**WHAT IS NEEDED**
Collect every line that includes the string "data".

>> begin EXTRACTED ENTRIES

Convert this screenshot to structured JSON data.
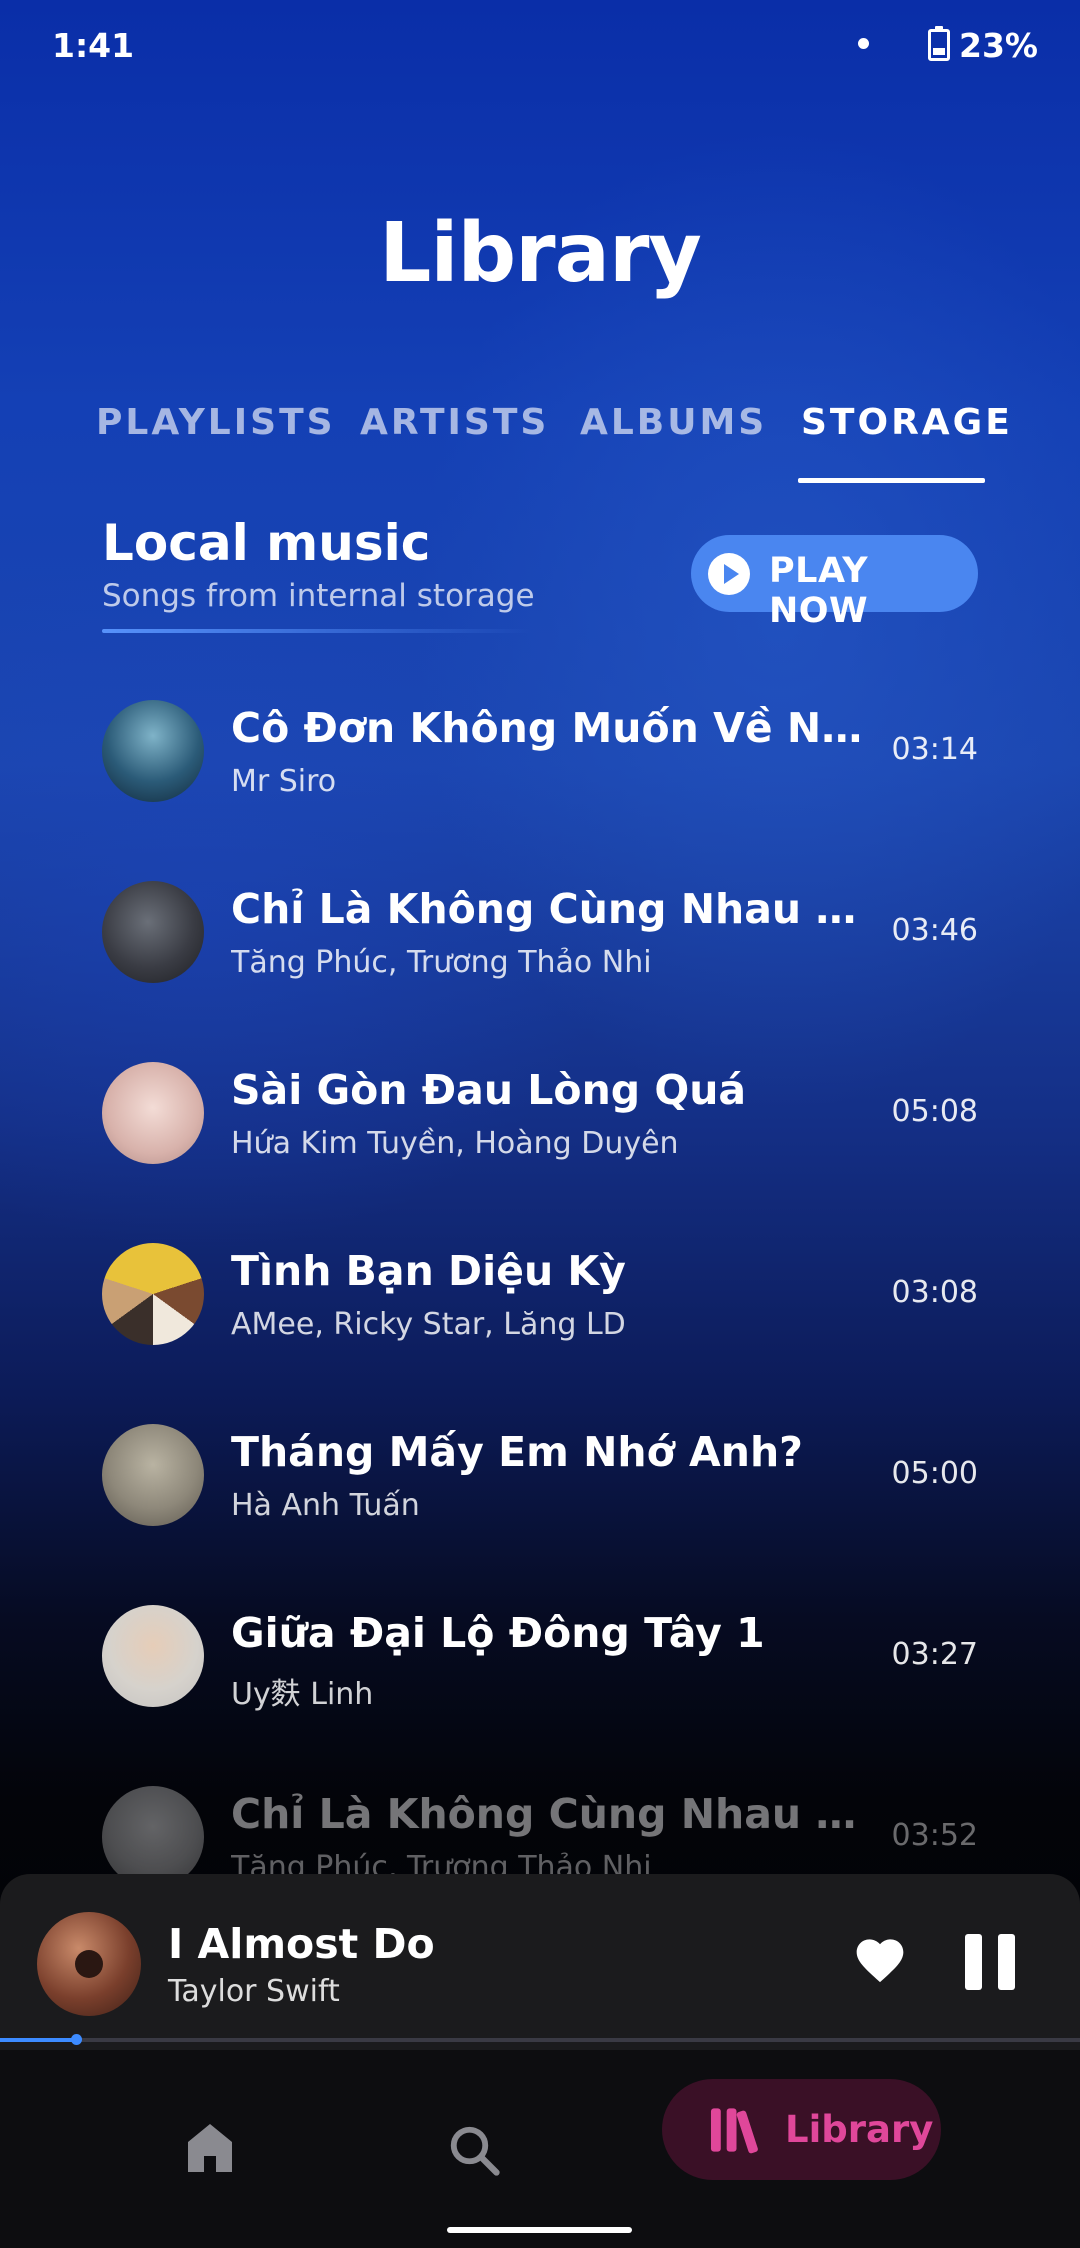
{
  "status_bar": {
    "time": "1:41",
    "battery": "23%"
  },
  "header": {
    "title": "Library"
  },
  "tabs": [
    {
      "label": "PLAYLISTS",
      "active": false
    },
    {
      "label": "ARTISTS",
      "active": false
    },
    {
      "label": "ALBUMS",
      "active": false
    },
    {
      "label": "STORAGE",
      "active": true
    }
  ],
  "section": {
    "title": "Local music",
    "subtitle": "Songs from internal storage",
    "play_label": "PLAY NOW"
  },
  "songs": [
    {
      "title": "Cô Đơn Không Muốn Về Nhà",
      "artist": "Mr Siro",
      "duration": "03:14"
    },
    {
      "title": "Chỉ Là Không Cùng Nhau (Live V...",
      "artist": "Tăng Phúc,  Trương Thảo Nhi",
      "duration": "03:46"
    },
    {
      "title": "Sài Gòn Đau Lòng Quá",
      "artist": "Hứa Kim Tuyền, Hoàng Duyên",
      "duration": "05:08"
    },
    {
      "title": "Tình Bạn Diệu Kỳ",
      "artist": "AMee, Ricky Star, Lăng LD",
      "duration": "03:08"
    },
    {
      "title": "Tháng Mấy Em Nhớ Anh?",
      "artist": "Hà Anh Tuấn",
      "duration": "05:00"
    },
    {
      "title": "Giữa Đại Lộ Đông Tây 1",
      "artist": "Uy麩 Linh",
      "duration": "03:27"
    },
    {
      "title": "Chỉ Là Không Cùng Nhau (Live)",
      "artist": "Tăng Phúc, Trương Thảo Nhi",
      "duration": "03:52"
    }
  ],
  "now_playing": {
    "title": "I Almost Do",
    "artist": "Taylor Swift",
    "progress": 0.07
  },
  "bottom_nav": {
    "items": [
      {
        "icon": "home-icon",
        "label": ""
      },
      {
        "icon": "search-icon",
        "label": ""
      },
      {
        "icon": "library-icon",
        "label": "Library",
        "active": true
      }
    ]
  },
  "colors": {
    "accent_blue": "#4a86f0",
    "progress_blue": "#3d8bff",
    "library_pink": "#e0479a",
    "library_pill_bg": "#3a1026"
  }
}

>> end EXTRACTED ENTRIES
>> begin EXTRACTED ENTRIES

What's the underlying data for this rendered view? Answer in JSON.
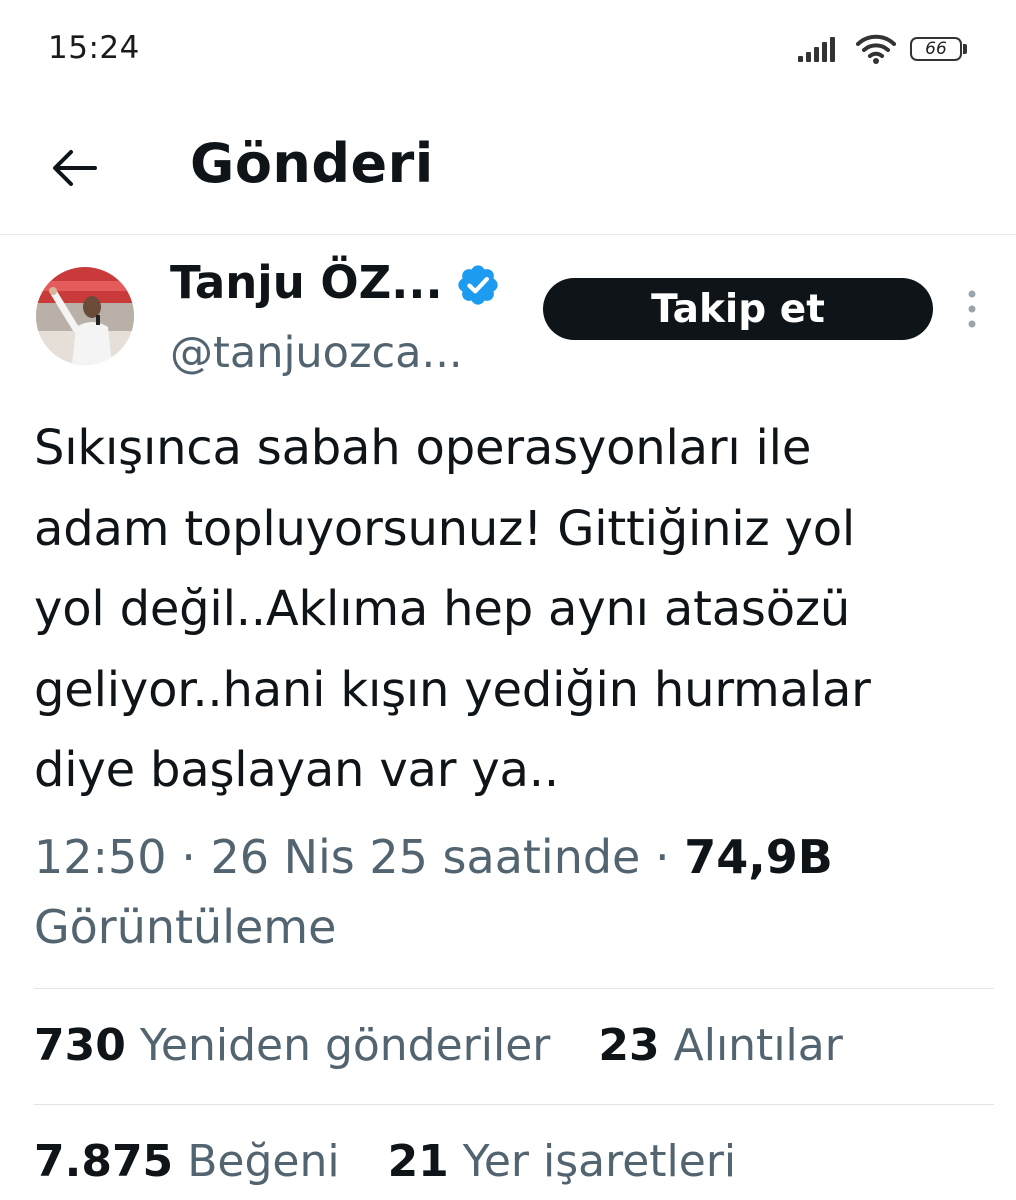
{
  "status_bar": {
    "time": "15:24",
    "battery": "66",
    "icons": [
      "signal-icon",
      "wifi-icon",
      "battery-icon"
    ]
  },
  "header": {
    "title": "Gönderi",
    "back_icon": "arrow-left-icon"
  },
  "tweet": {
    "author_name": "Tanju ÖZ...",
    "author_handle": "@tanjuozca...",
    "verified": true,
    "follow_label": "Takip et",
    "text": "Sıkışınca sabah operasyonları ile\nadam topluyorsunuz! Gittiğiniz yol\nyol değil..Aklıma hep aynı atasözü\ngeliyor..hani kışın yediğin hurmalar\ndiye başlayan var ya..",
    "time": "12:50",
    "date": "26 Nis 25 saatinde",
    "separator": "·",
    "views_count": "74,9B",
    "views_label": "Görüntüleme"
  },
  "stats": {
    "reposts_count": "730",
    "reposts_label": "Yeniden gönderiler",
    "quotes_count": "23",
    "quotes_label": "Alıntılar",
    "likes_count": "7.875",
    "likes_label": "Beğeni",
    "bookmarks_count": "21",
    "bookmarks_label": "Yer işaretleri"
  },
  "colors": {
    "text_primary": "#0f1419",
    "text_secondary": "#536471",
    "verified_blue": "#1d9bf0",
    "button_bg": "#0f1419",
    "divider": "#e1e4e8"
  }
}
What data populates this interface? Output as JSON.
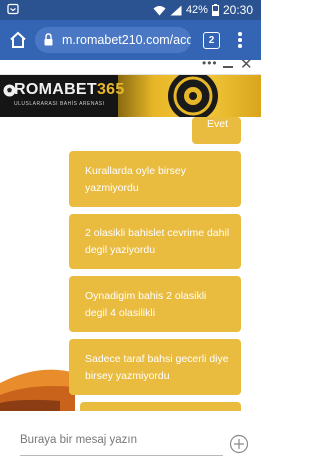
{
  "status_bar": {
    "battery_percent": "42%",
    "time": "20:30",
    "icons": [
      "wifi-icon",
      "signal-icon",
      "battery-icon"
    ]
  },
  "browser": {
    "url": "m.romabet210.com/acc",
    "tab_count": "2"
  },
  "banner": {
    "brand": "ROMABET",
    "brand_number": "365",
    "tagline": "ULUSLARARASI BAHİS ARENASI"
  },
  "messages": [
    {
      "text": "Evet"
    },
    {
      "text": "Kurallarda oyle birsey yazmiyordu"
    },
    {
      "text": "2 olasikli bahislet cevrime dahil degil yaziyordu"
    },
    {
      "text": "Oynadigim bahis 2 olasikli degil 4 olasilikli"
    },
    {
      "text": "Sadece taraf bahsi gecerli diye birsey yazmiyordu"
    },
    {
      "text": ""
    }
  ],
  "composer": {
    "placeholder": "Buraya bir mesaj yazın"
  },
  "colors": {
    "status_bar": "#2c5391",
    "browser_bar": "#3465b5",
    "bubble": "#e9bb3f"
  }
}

>> end EXTRACTED ENTRIES

**FULL ANSWER**
Convert this screenshot to structured JSON data.
What's the underlying data for this rendered view? Answer in JSON.
What data populates this interface? Output as JSON.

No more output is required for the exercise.